*Data to use*
══════

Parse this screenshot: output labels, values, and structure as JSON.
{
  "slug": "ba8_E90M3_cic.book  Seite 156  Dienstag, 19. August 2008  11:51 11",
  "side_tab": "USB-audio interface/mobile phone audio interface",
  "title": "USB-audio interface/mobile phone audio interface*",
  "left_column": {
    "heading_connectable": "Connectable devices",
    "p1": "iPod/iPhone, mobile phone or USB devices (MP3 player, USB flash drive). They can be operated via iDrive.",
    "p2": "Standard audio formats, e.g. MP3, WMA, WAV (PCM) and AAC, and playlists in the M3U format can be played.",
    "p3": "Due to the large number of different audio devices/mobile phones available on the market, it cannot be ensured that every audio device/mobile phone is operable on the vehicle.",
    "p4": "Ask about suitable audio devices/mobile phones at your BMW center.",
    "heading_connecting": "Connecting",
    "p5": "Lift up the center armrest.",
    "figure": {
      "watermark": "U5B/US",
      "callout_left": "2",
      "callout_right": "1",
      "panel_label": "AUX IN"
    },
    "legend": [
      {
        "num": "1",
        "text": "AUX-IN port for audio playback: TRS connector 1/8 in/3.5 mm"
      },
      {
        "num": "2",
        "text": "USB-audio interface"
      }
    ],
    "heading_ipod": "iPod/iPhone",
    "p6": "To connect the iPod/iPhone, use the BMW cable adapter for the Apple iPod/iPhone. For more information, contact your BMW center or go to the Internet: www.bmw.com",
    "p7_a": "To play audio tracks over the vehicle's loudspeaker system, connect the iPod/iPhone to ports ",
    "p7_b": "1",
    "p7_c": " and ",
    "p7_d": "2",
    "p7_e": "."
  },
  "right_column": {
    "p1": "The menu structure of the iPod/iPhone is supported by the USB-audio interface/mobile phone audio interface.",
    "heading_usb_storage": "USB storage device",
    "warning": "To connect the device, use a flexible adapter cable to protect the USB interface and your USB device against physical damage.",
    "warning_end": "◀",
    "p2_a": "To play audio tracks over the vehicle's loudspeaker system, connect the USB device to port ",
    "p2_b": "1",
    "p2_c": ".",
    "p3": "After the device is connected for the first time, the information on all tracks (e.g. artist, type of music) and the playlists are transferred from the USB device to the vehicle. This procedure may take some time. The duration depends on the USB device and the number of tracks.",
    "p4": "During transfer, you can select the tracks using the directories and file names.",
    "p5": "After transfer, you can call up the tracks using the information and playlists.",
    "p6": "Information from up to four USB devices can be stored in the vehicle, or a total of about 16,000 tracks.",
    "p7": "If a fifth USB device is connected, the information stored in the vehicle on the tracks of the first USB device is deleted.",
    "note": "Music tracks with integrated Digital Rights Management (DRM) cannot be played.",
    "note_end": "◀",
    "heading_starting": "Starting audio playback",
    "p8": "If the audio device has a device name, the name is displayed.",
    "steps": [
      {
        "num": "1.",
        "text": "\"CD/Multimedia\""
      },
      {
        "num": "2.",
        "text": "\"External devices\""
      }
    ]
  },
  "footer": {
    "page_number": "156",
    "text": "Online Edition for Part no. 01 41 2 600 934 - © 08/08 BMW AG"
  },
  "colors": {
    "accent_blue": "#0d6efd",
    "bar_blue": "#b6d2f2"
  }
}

══════

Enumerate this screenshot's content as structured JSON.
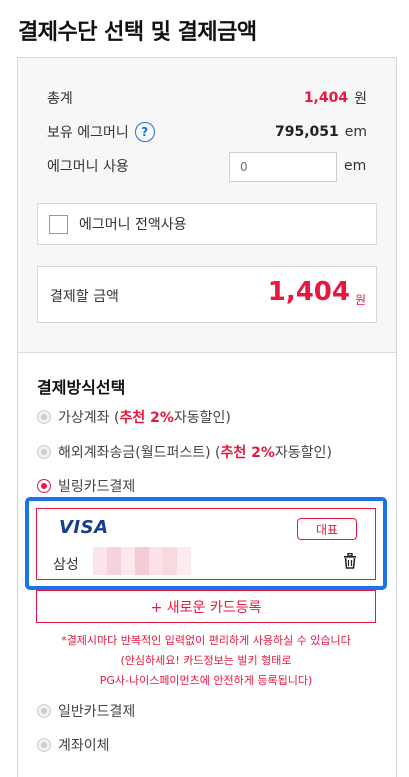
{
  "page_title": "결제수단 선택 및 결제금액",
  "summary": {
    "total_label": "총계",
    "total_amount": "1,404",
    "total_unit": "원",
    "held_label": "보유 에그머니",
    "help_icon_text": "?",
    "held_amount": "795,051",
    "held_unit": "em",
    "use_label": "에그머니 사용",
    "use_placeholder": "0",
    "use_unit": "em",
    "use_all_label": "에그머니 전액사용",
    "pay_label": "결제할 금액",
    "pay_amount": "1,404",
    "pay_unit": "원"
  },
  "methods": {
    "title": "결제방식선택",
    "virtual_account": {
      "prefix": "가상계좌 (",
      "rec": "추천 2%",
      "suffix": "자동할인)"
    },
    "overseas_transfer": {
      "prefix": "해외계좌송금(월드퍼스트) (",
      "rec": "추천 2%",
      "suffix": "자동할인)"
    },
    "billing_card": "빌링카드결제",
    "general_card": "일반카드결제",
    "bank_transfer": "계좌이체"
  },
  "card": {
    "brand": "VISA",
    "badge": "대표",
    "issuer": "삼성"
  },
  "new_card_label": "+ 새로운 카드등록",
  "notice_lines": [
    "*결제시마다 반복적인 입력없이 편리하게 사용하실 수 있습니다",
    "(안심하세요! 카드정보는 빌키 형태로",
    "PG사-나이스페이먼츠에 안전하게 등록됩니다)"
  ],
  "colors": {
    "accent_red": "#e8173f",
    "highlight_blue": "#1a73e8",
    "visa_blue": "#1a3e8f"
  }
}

══════

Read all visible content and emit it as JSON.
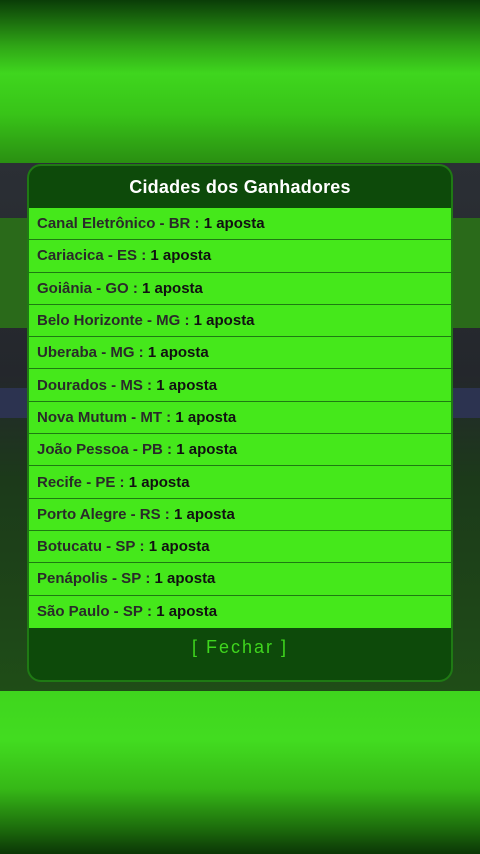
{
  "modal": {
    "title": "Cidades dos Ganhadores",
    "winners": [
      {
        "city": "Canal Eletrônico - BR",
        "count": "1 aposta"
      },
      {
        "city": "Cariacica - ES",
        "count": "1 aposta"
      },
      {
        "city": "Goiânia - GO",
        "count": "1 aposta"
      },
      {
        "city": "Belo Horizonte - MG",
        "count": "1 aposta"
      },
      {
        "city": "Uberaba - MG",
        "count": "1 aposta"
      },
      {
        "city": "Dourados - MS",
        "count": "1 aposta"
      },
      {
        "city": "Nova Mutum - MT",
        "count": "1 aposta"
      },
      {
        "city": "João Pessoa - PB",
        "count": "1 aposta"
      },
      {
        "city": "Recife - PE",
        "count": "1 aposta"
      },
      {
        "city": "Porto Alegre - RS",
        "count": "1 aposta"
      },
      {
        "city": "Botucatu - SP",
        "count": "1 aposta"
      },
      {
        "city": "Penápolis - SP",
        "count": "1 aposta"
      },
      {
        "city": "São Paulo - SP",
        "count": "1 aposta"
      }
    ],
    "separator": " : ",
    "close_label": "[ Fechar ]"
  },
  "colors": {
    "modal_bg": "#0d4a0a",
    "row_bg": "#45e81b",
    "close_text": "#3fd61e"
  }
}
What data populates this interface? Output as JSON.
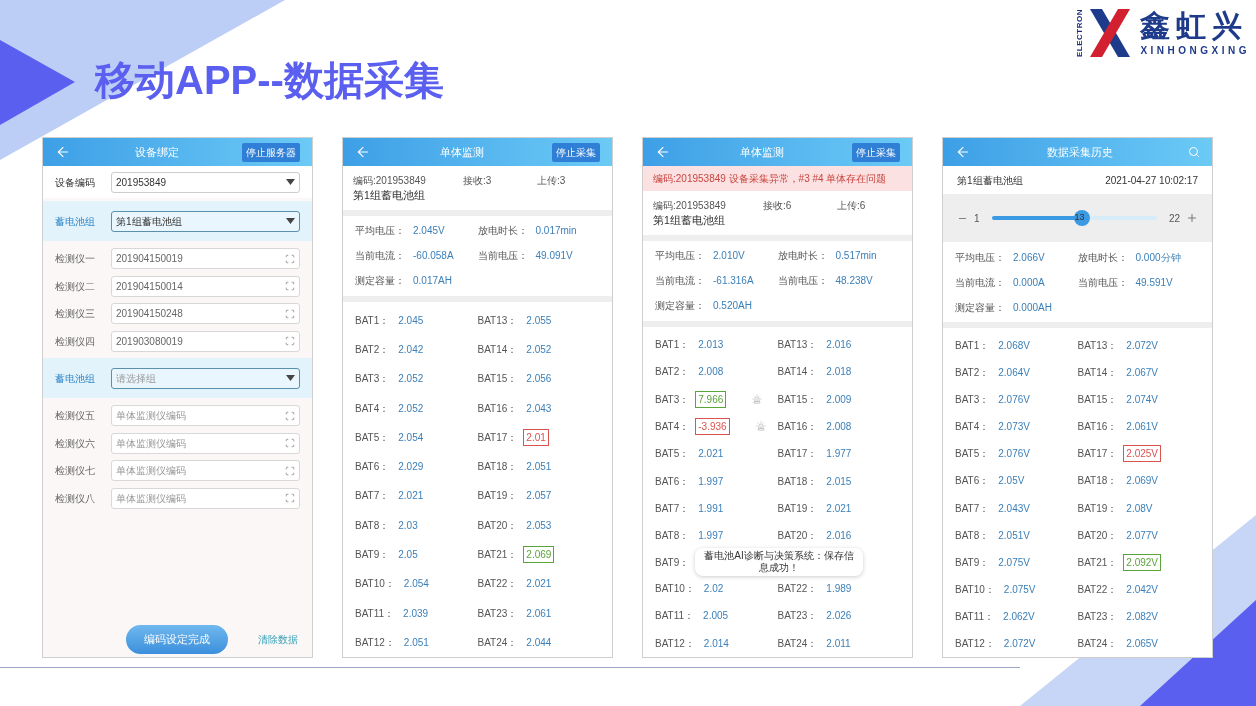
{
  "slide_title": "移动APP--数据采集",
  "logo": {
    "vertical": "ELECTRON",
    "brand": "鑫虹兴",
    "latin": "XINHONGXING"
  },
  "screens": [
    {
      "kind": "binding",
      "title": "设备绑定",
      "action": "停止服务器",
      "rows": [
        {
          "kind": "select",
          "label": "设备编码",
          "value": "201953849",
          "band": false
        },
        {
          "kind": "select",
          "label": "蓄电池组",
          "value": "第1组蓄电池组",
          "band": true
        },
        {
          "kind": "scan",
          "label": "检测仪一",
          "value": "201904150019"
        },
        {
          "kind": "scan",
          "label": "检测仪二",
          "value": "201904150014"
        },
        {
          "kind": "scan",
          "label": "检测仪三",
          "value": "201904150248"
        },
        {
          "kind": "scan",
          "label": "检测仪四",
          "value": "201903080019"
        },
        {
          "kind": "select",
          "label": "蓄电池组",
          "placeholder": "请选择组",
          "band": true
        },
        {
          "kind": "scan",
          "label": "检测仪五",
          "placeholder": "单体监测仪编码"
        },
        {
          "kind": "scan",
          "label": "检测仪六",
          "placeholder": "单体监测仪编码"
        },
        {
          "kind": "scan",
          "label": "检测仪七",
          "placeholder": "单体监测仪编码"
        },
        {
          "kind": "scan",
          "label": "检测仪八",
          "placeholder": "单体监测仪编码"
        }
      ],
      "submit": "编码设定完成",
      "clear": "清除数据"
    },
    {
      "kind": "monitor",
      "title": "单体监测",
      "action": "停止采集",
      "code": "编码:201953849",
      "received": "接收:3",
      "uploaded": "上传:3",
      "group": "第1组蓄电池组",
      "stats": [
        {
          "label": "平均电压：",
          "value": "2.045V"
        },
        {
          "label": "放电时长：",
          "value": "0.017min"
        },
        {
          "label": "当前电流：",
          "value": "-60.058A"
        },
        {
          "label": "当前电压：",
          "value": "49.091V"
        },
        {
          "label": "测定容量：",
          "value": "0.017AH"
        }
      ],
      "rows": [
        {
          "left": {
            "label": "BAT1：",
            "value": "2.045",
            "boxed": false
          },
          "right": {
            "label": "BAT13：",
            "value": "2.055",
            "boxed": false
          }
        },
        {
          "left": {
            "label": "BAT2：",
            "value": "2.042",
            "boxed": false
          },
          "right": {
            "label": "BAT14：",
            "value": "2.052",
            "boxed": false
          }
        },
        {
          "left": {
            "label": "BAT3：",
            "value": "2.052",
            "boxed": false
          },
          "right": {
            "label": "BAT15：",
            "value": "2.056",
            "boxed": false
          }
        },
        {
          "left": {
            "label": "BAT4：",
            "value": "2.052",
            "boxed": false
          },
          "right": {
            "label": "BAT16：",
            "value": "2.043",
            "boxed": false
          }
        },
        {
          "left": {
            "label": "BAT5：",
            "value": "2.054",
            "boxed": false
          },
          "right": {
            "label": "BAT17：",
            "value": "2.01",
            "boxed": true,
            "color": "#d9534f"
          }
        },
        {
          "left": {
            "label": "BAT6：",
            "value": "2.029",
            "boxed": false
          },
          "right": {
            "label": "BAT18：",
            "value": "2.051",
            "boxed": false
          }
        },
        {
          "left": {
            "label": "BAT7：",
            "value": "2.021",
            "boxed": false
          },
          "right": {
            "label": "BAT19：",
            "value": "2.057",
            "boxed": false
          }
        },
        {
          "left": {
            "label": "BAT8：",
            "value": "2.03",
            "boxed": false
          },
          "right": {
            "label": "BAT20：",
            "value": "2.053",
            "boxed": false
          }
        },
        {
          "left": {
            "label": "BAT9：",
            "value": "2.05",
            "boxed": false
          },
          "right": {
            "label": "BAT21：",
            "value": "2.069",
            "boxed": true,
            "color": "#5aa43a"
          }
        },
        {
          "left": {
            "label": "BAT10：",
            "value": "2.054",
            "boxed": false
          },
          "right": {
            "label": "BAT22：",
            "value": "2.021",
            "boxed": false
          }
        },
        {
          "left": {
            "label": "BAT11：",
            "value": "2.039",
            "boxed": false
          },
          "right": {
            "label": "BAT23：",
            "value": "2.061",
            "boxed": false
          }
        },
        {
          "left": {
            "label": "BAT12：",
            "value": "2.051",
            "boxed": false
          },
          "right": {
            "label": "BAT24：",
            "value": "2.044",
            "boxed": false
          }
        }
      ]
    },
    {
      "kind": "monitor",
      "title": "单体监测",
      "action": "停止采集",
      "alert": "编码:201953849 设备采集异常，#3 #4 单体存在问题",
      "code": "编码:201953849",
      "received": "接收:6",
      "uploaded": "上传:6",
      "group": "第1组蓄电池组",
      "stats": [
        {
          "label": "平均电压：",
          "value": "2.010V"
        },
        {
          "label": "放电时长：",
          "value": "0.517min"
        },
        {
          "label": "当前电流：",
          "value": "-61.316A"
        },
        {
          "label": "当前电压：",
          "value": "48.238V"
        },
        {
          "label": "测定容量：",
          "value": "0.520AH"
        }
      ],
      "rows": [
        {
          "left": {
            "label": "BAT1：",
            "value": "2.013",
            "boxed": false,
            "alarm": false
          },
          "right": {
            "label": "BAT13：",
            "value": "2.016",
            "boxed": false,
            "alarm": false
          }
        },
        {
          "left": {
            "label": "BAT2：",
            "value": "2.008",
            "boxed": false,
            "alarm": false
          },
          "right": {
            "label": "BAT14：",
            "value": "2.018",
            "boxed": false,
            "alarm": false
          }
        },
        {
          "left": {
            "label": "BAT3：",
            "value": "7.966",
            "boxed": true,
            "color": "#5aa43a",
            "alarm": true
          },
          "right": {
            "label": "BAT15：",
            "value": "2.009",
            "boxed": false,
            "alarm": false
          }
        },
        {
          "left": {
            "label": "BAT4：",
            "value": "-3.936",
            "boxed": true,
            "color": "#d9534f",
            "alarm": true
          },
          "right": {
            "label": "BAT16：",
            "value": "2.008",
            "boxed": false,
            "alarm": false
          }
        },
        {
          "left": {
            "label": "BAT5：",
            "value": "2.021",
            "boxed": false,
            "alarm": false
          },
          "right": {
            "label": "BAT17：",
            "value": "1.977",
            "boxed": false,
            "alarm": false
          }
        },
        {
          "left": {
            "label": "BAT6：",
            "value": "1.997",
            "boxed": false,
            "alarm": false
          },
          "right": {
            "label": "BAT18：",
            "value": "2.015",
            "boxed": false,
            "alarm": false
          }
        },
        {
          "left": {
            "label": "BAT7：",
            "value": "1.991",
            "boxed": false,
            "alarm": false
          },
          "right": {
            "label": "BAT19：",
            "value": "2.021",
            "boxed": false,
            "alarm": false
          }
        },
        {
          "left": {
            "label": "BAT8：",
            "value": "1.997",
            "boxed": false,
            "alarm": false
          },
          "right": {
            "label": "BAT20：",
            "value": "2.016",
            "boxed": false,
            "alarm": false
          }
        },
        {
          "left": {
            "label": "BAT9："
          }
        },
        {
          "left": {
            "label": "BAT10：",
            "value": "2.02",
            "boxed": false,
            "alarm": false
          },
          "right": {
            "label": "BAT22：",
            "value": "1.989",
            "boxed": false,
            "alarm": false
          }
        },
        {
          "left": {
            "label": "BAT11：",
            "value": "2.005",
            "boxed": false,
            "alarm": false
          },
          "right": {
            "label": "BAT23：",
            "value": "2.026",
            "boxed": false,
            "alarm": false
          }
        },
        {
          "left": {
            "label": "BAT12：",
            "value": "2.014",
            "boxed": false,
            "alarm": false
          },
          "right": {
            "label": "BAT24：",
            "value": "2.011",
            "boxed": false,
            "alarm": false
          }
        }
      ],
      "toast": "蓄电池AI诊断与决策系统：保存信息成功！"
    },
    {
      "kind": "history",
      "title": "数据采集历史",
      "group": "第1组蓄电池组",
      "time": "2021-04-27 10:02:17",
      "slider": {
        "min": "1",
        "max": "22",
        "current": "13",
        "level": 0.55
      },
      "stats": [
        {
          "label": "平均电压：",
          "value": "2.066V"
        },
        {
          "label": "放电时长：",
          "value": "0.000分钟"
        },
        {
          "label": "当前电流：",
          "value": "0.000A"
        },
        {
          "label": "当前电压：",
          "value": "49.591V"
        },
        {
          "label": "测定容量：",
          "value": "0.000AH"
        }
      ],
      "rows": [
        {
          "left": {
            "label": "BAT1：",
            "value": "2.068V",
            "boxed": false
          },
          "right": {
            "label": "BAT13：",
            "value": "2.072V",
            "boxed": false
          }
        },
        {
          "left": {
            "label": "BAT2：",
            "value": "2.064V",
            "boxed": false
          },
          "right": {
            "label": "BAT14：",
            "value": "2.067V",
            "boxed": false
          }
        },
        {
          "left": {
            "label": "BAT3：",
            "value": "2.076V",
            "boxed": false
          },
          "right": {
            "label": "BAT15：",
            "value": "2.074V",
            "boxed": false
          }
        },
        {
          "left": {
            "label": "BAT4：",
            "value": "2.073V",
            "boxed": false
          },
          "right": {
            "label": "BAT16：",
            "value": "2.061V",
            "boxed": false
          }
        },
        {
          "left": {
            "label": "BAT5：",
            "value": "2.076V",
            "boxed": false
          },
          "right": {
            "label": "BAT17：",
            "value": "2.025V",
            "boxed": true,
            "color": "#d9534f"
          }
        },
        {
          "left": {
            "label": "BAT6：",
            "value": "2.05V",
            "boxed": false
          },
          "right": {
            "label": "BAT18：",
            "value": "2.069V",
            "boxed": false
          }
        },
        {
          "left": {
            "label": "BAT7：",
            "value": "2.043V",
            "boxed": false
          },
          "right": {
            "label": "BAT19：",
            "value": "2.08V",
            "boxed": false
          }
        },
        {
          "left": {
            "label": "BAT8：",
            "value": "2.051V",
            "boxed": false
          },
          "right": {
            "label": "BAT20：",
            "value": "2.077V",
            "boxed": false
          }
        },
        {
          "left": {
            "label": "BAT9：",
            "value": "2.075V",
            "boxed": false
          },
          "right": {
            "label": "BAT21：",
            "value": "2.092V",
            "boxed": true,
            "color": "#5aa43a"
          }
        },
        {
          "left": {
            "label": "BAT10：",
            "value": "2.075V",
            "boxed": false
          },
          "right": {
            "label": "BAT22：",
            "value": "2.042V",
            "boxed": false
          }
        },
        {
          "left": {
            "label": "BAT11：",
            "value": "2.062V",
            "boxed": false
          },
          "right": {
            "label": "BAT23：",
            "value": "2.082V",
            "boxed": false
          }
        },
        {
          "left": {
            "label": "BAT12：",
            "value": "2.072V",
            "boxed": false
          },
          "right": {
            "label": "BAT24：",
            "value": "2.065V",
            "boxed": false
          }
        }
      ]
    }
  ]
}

══════

*What needs to be done*
Filter the records, keeping only lines that contain "stored", and show those lines.

*Solution*
    "p6": "Information from up to four USB devices can be stored in the vehicle, or a total of about 16,000 tracks.",
    "p7": "If a fifth USB device is connected, the information stored in the vehicle on the tracks of the first USB device is deleted.",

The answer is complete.